» Task item A
According to the passage on NATO and Ukraine below, why did the attempts to end the war in the Donbas through the Minsk Agreements fail? Answer in one to three sentences.
» Task item B
Decide whether each statement agrees with the passage on NATO and Ukraine below, answering yes or no and quoting the words of the passage that decide it. (i) The Ukrainian parliament declared Ukraine's neutrality in 2010. (ii) The Minsk Agreements called for the Donbas to be joined to Russia. (iii) Ukraine's parliament formally abandoned neutrality in 2016.
» Task item C
Pick up the passage on NATO and Ukraine below after its final sentence and carry it forward.

» Text provided
··········
Russia was initially protected from NATO enlargement to Ukraine by Ukraine’s pro-Russian president Viktor Yanukovych, who led the Ukrainian parliament to declare Ukraine’s neutrality in 2010. Yet in 2014, the US helped to overthrow Yanukovych and bring to power a staunchly anti-Russian government. The Ukraine War broke out at that point, with Russia quickly reclaiming Crimea and supporting pro-Russian separatists in the Donbas, the region of Eastern Ukraine with a relatively high proportion of Russian population. Ukraine’s parliament formally abandoned neutrality later in 2014.
Ukraine and Russian-backed separatists in the Donbas have been fighting a brutal war for 8 years. Attempts to end the war in the Donbas through the Minsk Agreements failed when Ukraine’s leaders decided not to honor the agreements, which called for autonomy for the Donbas. After 2014, the US poured in massive armaments to Ukraine and helped to restructure Ukraine’s military to be interoperable with NATO, as evidenced in this year’s fighting.
··········
» Bounding box prediction data
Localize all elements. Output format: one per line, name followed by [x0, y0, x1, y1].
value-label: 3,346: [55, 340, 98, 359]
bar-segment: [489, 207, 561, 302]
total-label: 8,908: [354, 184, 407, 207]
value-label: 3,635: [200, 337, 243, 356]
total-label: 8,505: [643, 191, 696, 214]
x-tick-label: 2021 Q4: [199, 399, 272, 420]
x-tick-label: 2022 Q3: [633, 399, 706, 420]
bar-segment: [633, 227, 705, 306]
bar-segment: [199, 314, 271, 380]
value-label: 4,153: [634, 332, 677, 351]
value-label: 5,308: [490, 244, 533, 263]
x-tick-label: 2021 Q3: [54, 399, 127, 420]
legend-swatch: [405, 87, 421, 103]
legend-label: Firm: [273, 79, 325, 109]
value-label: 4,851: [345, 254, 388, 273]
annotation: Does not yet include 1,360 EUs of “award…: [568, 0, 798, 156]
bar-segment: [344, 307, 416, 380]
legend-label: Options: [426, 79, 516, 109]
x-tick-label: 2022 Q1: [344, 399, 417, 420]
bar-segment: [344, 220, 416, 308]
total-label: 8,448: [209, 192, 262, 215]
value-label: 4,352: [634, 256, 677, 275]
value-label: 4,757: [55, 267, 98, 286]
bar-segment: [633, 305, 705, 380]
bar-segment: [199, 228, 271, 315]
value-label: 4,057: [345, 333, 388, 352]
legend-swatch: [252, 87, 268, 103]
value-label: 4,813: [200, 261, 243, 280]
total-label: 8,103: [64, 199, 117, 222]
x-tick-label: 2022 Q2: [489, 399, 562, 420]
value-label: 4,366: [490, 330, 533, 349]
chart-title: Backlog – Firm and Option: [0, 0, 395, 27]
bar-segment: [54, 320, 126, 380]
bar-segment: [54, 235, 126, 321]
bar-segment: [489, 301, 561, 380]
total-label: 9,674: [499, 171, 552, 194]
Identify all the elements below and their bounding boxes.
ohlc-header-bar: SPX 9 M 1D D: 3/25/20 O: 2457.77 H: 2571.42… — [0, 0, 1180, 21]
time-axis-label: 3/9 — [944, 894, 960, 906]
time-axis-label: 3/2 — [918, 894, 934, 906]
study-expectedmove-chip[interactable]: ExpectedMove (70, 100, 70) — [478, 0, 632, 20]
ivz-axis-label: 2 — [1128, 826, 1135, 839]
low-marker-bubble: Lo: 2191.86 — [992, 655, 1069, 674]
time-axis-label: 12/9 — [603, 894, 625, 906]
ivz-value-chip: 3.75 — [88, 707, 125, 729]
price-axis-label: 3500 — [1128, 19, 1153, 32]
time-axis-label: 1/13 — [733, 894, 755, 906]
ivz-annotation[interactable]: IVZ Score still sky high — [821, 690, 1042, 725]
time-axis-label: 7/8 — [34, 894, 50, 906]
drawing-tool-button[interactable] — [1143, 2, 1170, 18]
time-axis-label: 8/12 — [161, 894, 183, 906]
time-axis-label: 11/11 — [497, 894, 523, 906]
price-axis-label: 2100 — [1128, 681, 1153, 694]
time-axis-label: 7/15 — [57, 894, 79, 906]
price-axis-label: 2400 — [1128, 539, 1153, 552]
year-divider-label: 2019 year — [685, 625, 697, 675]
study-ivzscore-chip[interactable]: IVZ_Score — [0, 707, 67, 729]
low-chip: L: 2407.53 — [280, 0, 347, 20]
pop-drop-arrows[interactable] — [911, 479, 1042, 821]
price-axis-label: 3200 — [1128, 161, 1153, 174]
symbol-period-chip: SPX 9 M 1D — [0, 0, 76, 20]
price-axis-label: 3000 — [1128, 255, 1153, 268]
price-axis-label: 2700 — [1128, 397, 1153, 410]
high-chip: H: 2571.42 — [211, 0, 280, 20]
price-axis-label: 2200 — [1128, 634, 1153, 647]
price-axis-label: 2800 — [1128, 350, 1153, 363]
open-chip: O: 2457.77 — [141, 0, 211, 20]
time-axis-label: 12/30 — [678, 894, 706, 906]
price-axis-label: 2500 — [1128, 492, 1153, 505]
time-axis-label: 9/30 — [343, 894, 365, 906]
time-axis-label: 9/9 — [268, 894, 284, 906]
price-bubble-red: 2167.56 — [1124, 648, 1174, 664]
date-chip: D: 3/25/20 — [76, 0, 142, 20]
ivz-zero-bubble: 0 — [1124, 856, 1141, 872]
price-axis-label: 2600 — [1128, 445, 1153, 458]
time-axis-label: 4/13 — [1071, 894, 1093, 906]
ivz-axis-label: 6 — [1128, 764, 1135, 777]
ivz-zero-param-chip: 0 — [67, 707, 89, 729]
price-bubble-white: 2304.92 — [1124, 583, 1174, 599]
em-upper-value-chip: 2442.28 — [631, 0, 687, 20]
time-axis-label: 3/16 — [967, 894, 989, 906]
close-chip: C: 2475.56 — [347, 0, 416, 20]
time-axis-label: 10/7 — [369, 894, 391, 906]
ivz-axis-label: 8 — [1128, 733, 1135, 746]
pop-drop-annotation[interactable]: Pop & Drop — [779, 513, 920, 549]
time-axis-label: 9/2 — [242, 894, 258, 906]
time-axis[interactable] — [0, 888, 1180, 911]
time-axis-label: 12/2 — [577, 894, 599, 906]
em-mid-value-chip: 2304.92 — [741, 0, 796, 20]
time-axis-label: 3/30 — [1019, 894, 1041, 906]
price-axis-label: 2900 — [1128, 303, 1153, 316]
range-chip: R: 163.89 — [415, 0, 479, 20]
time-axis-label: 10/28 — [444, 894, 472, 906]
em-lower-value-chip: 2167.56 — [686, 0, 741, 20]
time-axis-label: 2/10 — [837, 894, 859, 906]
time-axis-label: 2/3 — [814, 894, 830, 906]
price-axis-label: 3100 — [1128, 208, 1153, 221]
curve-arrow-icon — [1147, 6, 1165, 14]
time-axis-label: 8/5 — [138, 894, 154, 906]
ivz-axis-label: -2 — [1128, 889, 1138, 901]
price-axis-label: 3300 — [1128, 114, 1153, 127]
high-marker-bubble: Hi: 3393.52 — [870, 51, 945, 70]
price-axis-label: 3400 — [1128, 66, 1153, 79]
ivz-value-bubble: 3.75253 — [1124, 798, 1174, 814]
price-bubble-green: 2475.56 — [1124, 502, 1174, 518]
··········
» Task response A
The attempts failed because Ukraine's leaders decided not to honor the Minsk Agreements, which called for autonomy for the Donbas.

» Task response B
(i) Yes: "led the Ukrainian parliament to declare Ukraine’s neutrality in 2010"
(ii) No: "which called for autonomy for the Donbas"
(iii) No: "Ukraine’s parliament formally abandoned neutrality later in 2014."

» Task response C
The Russian invasion in 2022 would likely have been averted had Biden agreed with Putin’s demand at the end of 2021 to end NATO’s eastward enlargement. The war would likely have been ended in March 2022, when the governments of Ukraine and Russia exchanged a draft peace agreement based on Ukrainian neutrality. Behind the scenes, the US and UK pushed Zelensky to reject any agreement with Putin and to fight on. At that point, Ukraine walked away from the negotiations.
Russia will escalate as necessary, possibly to nuclear weapons, to avoid military defeat and NATO’s further eastward enlargement. The nuclear threat is not empty, but a measure of the Russian leadership’s perception of its security interests at stake. Terrifyingly, the US was also prepared to use nuclear weapons in the Cuban Missile Crisis, and a senior Ukrainian official recently urged the US to launch nuclear strikes “as soon as Russia even thinks of carrying out nuclear strikes,” surely a recipe for World War III. We are again on the brink of nuclear catastrophe.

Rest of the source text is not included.